MANILA, Philippines–Children all over the world love to play. Even in places of wars and disasters, while journalists are reporting on TV the grim situation, you can see children playing in the mud or among the ruins in the background. Playing is a survival instinct.
If I were to pick one person who has revolutionized education the most and whose ideas we should pay more attention to, it would be Jean Piaget.
Piaget takes play very seriously. He believes play overcomes egocentrism, or the inability to take another point of view.
Play is essential to inventions; it assimilates and accommodates reality. It is adaptive. It trains our senses, facilitates our physical development. It helps us think, plan and execute.
Play furthers cognitive growth, communication facility, emotional regulation and social interaction.
Real learning happens when children are playing. And it is not the product of their playing that counts but the process that actually makes their mind grow.
Behind the outward play is the mind that plays—a mind that is flexible, creative, generative and innovative; a mind that is not afraid to take risks, to imagine, to experiment, to think laterally and to design.
Our brain is a beautiful organ and our mind is its unique product. We can transplant our brains but not our mind. We build our minds day by day. Since birth, our mind has been playing around. It plays with sounds, sights, words, logic, expressions and explanations.

→ Data records
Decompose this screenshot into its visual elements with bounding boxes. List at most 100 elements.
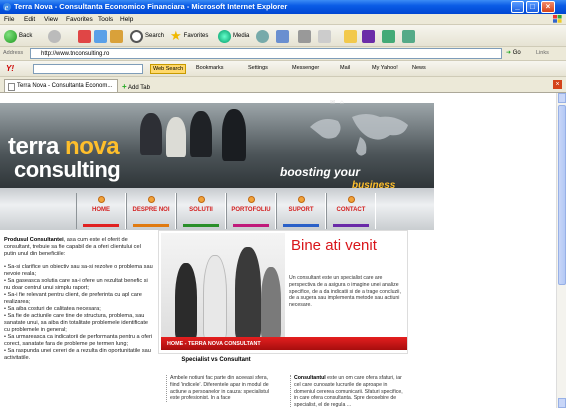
menu-file[interactable]: File (4, 16, 14, 23)
forward-button[interactable] (48, 28, 63, 44)
yahoo-icon (362, 29, 375, 43)
stop-button[interactable] (78, 28, 93, 44)
nav-dot-icon (247, 196, 255, 203)
settings-button[interactable]: Settings (248, 65, 268, 71)
address-label: Address (3, 50, 24, 56)
home-small-icon[interactable]: ⌂ (340, 100, 344, 106)
search-icon (130, 29, 143, 43)
tab-active[interactable]: Terra Nova - Consultanta Econom... (4, 79, 118, 92)
nav-solutii[interactable]: SOLUTII (176, 193, 226, 229)
web-search-button[interactable]: Web Search (150, 64, 187, 74)
benefit-item: • Sa fie de actiunile care tine de struc… (4, 313, 148, 333)
users-button[interactable] (402, 28, 417, 44)
left-column: Produsul Consultantei, asa cum este el o… (4, 237, 154, 362)
menu-help[interactable]: Help (120, 16, 133, 23)
windows-flag-icon (553, 15, 562, 23)
nav-portofoliu[interactable]: PORTOFOLIU (226, 193, 276, 229)
scroll-thumb[interactable] (558, 105, 566, 285)
header-icons: ✉ ⌂ (330, 99, 344, 106)
vertical-scrollbar[interactable] (556, 93, 566, 408)
close-button[interactable]: × (541, 1, 555, 13)
messenger-button-y[interactable]: Messenger (292, 65, 319, 71)
address-input[interactable]: http://www.tnconsulting.ro (30, 48, 502, 59)
welcome-text: Un consultant este un specialist care ar… (289, 275, 401, 309)
add-tab-label: Add Tab (128, 85, 150, 91)
person-figure (235, 247, 261, 339)
nav-contact[interactable]: CONTACT (326, 193, 376, 229)
messenger-button[interactable] (344, 28, 359, 44)
benefit-item: • Sa urmareasca ca indicatorii de perfor… (4, 334, 153, 347)
media-label: Media (233, 33, 250, 39)
nav-home[interactable]: HOME (76, 193, 126, 229)
menu-edit[interactable]: Edit (24, 16, 35, 23)
scroll-down-arrow-icon[interactable] (558, 398, 566, 408)
world-map-icon (310, 114, 408, 156)
star-icon: ★ (170, 28, 182, 43)
svg-text:e: e (5, 3, 9, 12)
favorites-button[interactable]: ★ Favorites (170, 28, 208, 44)
refresh-icon (94, 29, 107, 43)
benefit-item: • Sa-i fie relevant pentru client, de pr… (4, 292, 142, 305)
forward-arrow-icon (48, 29, 61, 43)
person-figure (175, 263, 197, 339)
nav-suport[interactable]: SUPORT (276, 193, 326, 229)
plus-icon: + (122, 82, 127, 91)
menu-tools[interactable]: Tools (98, 16, 113, 23)
page-icon (8, 83, 15, 91)
nav-contact-label: CONTACT (336, 207, 366, 213)
address-bar: Address http://www.tnconsulting.ro ➜ Go … (0, 47, 566, 61)
intro-bold: Produsul Consultantei (4, 237, 64, 243)
bookmarks-button[interactable]: Bookmarks (196, 65, 224, 71)
address-url: http://www.tnconsulting.ro (41, 51, 110, 57)
nav-portofoliu-label: PORTOFOLIU (231, 207, 271, 213)
mail-button[interactable] (276, 28, 291, 44)
menu-bar: File Edit View Favorites Tools Help (0, 14, 566, 25)
nav-dot-icon (297, 196, 305, 203)
back-button[interactable]: Back (4, 28, 32, 44)
nav-despre-label: DESPRE NOI (132, 207, 170, 213)
refresh-button[interactable] (94, 28, 109, 44)
nav-accent (83, 224, 119, 227)
yahoo-logo[interactable]: Y! (6, 64, 14, 73)
nav-dot-icon (197, 196, 205, 203)
mail-icon (276, 29, 289, 43)
person-figure (222, 109, 246, 161)
go-label: Go (512, 50, 521, 56)
blank-area (434, 93, 556, 408)
nav-accent (283, 224, 319, 227)
news-button[interactable]: News (412, 65, 426, 71)
person-figure (166, 117, 186, 157)
media-icon (218, 29, 231, 43)
nav-despre-noi[interactable]: DESPRE NOI (126, 193, 176, 229)
nav-accent (183, 224, 219, 227)
edit-button[interactable] (318, 28, 333, 44)
benefit-item: • Sa raspunda unei cereri de a rezulta d… (4, 348, 151, 361)
nav-accent (233, 224, 269, 227)
yahoo-toolbar: Y! Web Search Bookmarks Settings Messeng… (0, 61, 566, 77)
header-banner: terra nova consulting boosting your busi… (0, 100, 434, 198)
go-button[interactable]: ➜ Go (506, 49, 521, 56)
close-tab-button[interactable]: × (553, 80, 562, 89)
history-button[interactable] (256, 28, 271, 44)
welcome-box: Bine ati venit Un consultant este un spe… (158, 230, 408, 354)
home-button[interactable] (110, 28, 125, 44)
scroll-up-arrow-icon[interactable] (558, 93, 566, 103)
myyahoo-button[interactable]: My Yahoo! (372, 65, 398, 71)
email-icon[interactable]: ✉ (330, 100, 335, 106)
mail-button-y[interactable]: Mail (340, 65, 350, 71)
research-button[interactable] (382, 28, 397, 44)
menu-view[interactable]: View (44, 16, 58, 23)
minimize-button[interactable]: _ (511, 1, 524, 13)
person-figure (203, 255, 227, 339)
menu-favorites[interactable]: Favorites (66, 16, 93, 23)
print-button[interactable] (298, 28, 313, 44)
yahoo-search-input[interactable] (33, 64, 143, 74)
maximize-button[interactable]: □ (526, 1, 539, 13)
benefit-item: • Sa-si clarifice un obiectiv sau sa-si … (4, 264, 153, 277)
yahoo-button[interactable] (362, 28, 377, 44)
search-button[interactable]: Search (130, 28, 164, 44)
add-tab-button[interactable]: + Add Tab (122, 82, 150, 91)
links-button[interactable]: Links (536, 50, 549, 56)
media-button[interactable]: Media (218, 28, 249, 44)
consultant-text: Consultantul este un om care ofera sfatu… (290, 375, 406, 408)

→ PROBLEMS TO WORK ON
(A) Repeat the passage of the essay on play exactly, starting with the words containing "MANILA, Philippines–Children all" and ending with "point of view.".
(B) Go on with the essay on children's play and Jean Piaget, picking up right after its final sentence.

→ ANSWERS PER TASK
(A)
MANILA, Philippines–Children all over the world love to play. Even in places of wars and disasters, while journalists are reporting on TV the grim situation, you can see children playing in the mud or among the ruins in the background. Playing is a survival instinct.
If I were to pick one person who has revolutionized education the most and whose ideas we should pay more attention to, it would be Jean Piaget.
Piaget takes play very seriously. He believes play overcomes egocentrism, or the inability to take another point of view.

(B)
We develop in our minds patterns of seeing, hearing, thinking and behaving. We build new connections and file our learning into schemas. We build habits of mind—we can train it to relax, to focus, to pay attention on something and to dismiss other things.
With practice, we can construct higher quality of thinking. We can mobilize diverse parts of the mind to come together as a whole and to work like an orchestral symphony to achieve greater economy and efficiency, individually and communally.
However, to allow our mind to grow, it needs mental space to play, time to muse, freedom to explore, courage to fail and more courage to try again.
I teach graduate courses in educational psychology. In life-span development and affective learning courses, my aim is for my students to learn more about themselves.
For example, to activate the recollection of their childhood, I ask them to recall what games they played or toys they played with as children. After five minutes of reminiscing and drawing, they are asked to share their memories with a seatmate.
This activity always elicits animated narratives and spontaneous laughter. I love watching my students enjoy the exchange. How a simple task brings so much fond memories and nostalgia! I sometimes hesitate to move on to the next topic to let my adult students linger in what seems to be the happiest period of their lives.
I wonder why this carefree spirit cannot be carried to our learning experiences. Schools have become burdensome and stressful for most students.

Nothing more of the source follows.